* _Problem requirements_: Wherever the string "FileData" appears in a line, extract that line.

* _Data lines_:
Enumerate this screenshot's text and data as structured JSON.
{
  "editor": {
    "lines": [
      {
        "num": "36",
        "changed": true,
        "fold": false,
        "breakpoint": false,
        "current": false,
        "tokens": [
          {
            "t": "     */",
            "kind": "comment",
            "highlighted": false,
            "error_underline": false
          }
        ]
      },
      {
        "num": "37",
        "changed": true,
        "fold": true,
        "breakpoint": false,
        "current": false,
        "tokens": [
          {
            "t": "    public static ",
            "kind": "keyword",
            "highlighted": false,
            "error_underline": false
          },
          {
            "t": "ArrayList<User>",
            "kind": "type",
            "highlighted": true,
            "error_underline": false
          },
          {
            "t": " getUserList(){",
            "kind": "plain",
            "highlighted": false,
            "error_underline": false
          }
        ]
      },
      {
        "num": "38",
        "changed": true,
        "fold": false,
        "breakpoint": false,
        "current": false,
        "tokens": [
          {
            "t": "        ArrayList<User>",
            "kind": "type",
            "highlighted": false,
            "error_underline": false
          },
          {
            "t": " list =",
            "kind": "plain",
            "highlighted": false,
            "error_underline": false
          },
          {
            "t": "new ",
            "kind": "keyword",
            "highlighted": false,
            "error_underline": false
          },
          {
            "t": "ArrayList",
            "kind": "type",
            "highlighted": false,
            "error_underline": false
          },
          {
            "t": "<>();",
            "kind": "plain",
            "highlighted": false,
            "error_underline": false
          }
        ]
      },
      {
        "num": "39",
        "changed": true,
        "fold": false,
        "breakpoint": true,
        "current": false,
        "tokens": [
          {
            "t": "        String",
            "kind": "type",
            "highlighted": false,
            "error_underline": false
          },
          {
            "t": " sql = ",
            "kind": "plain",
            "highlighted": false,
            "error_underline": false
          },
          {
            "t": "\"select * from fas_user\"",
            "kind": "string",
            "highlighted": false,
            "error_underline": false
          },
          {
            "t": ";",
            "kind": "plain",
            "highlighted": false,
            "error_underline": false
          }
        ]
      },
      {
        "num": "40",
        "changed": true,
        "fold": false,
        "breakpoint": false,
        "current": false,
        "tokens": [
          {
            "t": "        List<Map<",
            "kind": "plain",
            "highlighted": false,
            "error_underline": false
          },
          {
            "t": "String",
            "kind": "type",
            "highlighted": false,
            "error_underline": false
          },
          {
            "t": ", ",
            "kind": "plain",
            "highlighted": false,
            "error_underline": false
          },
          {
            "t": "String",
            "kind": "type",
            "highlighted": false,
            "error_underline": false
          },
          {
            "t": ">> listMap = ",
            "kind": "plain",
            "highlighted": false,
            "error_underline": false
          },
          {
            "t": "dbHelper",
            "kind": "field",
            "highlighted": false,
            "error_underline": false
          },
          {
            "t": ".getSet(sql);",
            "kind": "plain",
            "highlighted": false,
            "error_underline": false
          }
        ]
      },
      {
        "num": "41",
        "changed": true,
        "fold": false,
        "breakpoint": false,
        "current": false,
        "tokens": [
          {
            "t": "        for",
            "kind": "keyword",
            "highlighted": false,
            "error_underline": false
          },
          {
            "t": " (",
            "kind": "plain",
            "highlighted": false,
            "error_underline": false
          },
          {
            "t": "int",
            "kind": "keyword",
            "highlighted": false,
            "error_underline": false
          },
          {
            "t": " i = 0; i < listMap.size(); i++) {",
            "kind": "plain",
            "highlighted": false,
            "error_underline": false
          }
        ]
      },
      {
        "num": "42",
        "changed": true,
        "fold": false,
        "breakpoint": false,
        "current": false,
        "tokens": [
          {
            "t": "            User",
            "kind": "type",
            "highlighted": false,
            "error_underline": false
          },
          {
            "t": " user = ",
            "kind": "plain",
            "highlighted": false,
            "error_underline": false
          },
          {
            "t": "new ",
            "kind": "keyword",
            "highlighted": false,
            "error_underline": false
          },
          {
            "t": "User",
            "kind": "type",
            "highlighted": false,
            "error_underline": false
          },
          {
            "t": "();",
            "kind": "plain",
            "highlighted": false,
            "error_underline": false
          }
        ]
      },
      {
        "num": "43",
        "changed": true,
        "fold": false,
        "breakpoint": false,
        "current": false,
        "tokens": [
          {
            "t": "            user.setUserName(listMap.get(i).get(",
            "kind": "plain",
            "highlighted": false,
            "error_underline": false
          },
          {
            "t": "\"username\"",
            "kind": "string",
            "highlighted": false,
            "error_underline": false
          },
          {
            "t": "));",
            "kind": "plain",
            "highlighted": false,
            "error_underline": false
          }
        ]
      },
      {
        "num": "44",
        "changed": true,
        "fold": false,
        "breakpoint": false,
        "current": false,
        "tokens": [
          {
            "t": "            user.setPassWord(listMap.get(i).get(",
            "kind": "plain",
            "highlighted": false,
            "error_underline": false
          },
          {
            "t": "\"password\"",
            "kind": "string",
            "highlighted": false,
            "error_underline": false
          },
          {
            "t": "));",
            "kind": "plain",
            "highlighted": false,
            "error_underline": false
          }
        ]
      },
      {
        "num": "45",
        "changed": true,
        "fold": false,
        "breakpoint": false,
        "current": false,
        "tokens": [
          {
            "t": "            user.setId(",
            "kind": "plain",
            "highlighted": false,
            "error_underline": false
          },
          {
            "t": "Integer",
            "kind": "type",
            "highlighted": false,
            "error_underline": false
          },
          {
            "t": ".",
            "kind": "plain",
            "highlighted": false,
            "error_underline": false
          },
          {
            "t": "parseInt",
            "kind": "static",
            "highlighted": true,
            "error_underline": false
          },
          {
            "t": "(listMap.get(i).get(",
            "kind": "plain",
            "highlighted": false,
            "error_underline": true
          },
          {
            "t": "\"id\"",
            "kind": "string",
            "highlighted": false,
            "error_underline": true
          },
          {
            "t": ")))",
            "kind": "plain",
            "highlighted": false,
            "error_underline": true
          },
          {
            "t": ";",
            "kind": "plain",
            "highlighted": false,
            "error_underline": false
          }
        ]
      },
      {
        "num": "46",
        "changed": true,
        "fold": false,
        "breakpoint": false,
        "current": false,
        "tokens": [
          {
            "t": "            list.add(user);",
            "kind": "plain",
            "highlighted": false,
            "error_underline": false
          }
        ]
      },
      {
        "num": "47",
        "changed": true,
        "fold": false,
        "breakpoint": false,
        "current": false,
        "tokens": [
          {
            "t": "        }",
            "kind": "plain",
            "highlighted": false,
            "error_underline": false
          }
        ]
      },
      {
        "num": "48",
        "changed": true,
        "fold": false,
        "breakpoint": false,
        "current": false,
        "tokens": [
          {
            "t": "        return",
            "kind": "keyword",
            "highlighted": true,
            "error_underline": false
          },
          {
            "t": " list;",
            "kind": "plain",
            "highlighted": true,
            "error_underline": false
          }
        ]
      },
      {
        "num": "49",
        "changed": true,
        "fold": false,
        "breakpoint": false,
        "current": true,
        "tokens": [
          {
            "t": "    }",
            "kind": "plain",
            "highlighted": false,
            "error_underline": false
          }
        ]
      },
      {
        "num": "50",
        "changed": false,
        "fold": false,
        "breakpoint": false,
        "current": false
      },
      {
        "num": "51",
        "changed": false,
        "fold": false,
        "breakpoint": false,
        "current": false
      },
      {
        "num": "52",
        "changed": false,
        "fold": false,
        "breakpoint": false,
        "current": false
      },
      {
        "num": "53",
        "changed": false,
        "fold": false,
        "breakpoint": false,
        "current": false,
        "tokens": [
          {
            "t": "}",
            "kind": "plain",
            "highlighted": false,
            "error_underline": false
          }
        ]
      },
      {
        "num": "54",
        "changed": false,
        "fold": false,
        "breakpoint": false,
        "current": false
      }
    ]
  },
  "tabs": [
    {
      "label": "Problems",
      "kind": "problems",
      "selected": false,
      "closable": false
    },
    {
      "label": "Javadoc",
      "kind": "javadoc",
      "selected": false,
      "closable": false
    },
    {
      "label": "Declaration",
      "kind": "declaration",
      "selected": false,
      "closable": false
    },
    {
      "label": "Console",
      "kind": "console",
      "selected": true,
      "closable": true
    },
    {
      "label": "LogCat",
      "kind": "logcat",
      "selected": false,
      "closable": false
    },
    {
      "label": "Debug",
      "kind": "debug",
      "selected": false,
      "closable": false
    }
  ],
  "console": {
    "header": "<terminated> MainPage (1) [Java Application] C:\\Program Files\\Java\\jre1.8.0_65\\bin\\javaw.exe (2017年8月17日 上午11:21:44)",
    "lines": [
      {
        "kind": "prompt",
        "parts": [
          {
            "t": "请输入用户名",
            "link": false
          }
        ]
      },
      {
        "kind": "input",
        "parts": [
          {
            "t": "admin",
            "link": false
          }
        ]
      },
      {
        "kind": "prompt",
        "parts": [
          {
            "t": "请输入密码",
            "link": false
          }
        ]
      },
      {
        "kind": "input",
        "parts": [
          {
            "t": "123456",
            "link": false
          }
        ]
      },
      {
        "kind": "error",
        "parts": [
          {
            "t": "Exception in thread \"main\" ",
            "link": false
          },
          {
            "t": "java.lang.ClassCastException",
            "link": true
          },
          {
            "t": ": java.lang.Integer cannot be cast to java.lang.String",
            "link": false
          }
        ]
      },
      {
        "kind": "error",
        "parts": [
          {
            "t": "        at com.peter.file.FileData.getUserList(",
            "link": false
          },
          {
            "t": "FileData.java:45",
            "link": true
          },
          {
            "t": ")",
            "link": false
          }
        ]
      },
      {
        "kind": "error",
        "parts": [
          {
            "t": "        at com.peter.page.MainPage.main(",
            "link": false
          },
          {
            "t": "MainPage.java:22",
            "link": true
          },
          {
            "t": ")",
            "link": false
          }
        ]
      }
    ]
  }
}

* _Full response_:
            "t": "        at com.peter.file.FileData.getUserList(",
            "t": "FileData.java:45",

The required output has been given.